WHAT IS EXPECTED
Copy out exactly the lines from the one containing "What's the underlying" to the end of the records below, both included, and nothing else.

Excerpt from a dataset
>> begin

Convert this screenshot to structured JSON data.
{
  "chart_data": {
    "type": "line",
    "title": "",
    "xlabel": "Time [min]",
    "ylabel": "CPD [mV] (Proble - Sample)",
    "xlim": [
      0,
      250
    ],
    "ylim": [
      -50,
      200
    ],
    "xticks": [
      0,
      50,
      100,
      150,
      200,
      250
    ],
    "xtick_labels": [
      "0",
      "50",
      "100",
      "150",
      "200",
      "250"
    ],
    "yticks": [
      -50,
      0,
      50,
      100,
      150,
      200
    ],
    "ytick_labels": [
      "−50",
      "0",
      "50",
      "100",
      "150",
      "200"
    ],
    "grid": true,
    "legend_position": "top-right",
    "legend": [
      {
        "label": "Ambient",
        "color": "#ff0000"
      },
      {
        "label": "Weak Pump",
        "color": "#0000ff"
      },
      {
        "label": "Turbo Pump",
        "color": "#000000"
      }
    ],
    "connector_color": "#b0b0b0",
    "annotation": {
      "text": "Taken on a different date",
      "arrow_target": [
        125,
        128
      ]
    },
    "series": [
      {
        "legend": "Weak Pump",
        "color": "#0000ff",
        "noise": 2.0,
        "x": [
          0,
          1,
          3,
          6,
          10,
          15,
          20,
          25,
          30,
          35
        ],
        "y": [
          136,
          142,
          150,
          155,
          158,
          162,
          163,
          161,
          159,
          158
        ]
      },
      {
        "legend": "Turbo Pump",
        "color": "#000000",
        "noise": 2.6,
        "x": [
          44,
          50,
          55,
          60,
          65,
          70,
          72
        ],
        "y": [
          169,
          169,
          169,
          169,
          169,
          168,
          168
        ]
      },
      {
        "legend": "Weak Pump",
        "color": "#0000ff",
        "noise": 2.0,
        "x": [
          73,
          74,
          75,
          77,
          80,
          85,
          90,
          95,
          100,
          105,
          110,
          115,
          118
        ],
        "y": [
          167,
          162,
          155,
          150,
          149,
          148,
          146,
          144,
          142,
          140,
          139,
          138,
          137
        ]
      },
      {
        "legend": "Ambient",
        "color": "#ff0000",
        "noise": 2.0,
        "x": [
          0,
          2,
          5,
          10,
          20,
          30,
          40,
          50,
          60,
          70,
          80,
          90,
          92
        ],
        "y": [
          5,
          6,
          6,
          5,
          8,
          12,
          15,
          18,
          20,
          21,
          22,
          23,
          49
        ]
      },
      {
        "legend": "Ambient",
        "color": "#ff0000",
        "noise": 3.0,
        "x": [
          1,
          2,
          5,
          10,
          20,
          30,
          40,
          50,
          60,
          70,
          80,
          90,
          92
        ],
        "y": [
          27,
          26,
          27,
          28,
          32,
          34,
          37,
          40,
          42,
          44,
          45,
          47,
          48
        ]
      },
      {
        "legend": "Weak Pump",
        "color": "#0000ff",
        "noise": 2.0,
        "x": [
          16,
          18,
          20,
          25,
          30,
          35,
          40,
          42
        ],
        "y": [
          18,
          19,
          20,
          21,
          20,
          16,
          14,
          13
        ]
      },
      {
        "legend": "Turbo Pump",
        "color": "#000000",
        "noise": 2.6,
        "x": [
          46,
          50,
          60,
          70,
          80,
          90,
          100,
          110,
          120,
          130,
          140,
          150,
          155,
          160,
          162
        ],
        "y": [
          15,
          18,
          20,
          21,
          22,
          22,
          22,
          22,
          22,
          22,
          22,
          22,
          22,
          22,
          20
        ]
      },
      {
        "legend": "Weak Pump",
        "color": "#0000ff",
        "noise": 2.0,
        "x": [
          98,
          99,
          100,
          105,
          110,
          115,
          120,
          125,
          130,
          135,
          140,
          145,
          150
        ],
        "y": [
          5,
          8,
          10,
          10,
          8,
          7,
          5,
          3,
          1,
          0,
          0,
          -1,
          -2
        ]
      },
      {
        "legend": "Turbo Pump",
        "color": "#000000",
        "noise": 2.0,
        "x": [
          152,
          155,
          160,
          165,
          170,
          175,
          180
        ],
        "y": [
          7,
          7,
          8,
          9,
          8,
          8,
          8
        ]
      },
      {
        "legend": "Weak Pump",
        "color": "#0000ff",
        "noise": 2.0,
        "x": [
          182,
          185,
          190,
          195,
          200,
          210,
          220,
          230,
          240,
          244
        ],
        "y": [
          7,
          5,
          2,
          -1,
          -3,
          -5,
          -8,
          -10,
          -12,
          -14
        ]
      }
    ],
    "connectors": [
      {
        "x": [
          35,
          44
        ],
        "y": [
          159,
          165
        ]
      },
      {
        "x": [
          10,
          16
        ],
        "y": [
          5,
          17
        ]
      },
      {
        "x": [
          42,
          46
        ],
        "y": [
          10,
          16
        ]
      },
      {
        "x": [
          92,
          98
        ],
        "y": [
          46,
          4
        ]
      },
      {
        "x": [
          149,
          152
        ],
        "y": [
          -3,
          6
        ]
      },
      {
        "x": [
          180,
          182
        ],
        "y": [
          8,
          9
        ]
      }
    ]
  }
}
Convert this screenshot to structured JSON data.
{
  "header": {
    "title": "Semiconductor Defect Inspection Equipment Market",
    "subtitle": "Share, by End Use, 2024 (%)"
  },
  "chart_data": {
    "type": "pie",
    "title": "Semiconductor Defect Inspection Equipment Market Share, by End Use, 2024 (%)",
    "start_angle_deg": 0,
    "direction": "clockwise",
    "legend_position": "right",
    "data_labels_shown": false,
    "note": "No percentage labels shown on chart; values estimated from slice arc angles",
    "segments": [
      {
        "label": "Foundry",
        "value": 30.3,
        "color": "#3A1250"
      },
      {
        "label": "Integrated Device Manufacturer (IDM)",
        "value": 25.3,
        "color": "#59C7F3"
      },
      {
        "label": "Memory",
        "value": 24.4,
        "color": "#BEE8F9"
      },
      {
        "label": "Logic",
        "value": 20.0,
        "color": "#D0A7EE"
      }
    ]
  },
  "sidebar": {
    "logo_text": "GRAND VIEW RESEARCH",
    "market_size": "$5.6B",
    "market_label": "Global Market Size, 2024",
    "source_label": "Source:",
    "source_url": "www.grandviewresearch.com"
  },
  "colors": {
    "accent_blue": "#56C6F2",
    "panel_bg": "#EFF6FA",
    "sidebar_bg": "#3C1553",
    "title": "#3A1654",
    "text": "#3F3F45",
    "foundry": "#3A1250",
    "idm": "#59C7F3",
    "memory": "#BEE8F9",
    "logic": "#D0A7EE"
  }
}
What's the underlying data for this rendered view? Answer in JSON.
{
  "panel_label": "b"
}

>> end

EXERCISE RESULT
What's the underlying data for this rendered view? Answer in JSON.
{
  "panel_label": "b"
}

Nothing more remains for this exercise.